Entries from a visual dataset |
********
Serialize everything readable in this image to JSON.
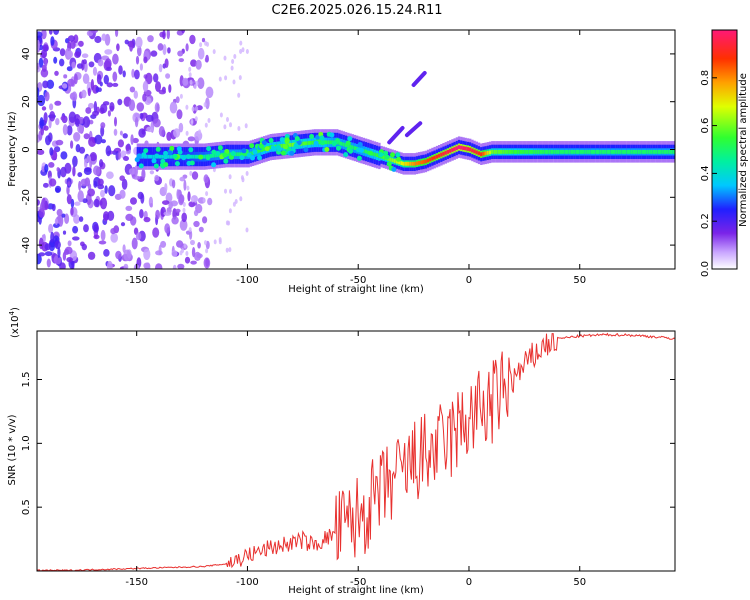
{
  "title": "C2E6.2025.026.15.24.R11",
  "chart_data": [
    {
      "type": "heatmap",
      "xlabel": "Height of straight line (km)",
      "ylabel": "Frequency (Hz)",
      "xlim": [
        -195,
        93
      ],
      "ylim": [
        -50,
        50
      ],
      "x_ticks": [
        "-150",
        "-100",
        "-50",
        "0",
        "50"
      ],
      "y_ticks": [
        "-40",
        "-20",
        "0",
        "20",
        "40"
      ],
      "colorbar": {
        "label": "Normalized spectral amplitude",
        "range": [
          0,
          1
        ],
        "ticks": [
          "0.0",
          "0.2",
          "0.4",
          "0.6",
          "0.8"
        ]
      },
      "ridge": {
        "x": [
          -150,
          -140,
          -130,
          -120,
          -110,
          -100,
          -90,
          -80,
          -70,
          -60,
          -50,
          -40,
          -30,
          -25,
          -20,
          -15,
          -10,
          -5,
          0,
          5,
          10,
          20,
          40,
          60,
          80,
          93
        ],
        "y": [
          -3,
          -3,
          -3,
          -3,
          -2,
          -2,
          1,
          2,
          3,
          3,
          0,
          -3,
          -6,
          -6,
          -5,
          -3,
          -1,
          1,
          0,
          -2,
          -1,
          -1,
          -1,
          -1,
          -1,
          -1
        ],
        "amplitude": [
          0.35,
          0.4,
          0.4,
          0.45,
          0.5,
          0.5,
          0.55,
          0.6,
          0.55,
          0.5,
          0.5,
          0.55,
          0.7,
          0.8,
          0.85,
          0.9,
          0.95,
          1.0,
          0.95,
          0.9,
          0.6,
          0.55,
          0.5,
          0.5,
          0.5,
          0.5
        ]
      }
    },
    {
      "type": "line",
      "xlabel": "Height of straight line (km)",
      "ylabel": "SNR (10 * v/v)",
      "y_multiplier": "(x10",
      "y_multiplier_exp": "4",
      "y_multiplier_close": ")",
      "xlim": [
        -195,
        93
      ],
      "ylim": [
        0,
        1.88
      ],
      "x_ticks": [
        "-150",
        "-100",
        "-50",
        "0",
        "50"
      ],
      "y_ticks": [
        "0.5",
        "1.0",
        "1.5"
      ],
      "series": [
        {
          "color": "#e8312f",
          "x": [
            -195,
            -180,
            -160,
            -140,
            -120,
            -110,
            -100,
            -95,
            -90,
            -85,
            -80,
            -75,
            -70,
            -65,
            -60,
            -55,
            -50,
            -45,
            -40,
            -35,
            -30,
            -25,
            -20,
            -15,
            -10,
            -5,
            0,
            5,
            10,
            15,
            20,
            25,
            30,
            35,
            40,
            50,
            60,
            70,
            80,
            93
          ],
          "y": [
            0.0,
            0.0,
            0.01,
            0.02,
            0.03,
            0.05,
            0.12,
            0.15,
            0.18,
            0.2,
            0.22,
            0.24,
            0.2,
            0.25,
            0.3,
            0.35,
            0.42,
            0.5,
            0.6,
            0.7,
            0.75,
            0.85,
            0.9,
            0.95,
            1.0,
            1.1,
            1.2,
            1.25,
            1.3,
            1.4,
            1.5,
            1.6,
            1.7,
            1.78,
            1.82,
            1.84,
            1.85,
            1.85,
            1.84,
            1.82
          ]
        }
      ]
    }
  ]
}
********
Instruction | Please transcribe the material above exactly as written. Leave the pictures out.

Written response |
Serialize everything readable in this image to JSON.
{
  "title": "C2E6.2025.026.15.24.R11",
  "chart_data": [
    {
      "type": "heatmap",
      "xlabel": "Height of straight line (km)",
      "ylabel": "Frequency (Hz)",
      "xlim": [
        -195,
        93
      ],
      "ylim": [
        -50,
        50
      ],
      "x_ticks": [
        "-150",
        "-100",
        "-50",
        "0",
        "50"
      ],
      "y_ticks": [
        "-40",
        "-20",
        "0",
        "20",
        "40"
      ],
      "colorbar": {
        "label": "Normalized spectral amplitude",
        "range": [
          0,
          1
        ],
        "ticks": [
          "0.0",
          "0.2",
          "0.4",
          "0.6",
          "0.8"
        ]
      },
      "ridge": {
        "x": [
          -150,
          -140,
          -130,
          -120,
          -110,
          -100,
          -90,
          -80,
          -70,
          -60,
          -50,
          -40,
          -30,
          -25,
          -20,
          -15,
          -10,
          -5,
          0,
          5,
          10,
          20,
          40,
          60,
          80,
          93
        ],
        "y": [
          -3,
          -3,
          -3,
          -3,
          -2,
          -2,
          1,
          2,
          3,
          3,
          0,
          -3,
          -6,
          -6,
          -5,
          -3,
          -1,
          1,
          0,
          -2,
          -1,
          -1,
          -1,
          -1,
          -1,
          -1
        ],
        "amplitude": [
          0.35,
          0.4,
          0.4,
          0.45,
          0.5,
          0.5,
          0.55,
          0.6,
          0.55,
          0.5,
          0.5,
          0.55,
          0.7,
          0.8,
          0.85,
          0.9,
          0.95,
          1.0,
          0.95,
          0.9,
          0.6,
          0.55,
          0.5,
          0.5,
          0.5,
          0.5
        ]
      }
    },
    {
      "type": "line",
      "xlabel": "Height of straight line (km)",
      "ylabel": "SNR (10 * v/v)",
      "y_multiplier": "(x10",
      "y_multiplier_exp": "4",
      "y_multiplier_close": ")",
      "xlim": [
        -195,
        93
      ],
      "ylim": [
        0,
        1.88
      ],
      "x_ticks": [
        "-150",
        "-100",
        "-50",
        "0",
        "50"
      ],
      "y_ticks": [
        "0.5",
        "1.0",
        "1.5"
      ],
      "series": [
        {
          "color": "#e8312f",
          "x": [
            -195,
            -180,
            -160,
            -140,
            -120,
            -110,
            -100,
            -95,
            -90,
            -85,
            -80,
            -75,
            -70,
            -65,
            -60,
            -55,
            -50,
            -45,
            -40,
            -35,
            -30,
            -25,
            -20,
            -15,
            -10,
            -5,
            0,
            5,
            10,
            15,
            20,
            25,
            30,
            35,
            40,
            50,
            60,
            70,
            80,
            93
          ],
          "y": [
            0.0,
            0.0,
            0.01,
            0.02,
            0.03,
            0.05,
            0.12,
            0.15,
            0.18,
            0.2,
            0.22,
            0.24,
            0.2,
            0.25,
            0.3,
            0.35,
            0.42,
            0.5,
            0.6,
            0.7,
            0.75,
            0.85,
            0.9,
            0.95,
            1.0,
            1.1,
            1.2,
            1.25,
            1.3,
            1.4,
            1.5,
            1.6,
            1.7,
            1.78,
            1.82,
            1.84,
            1.85,
            1.85,
            1.84,
            1.82
          ]
        }
      ]
    }
  ]
}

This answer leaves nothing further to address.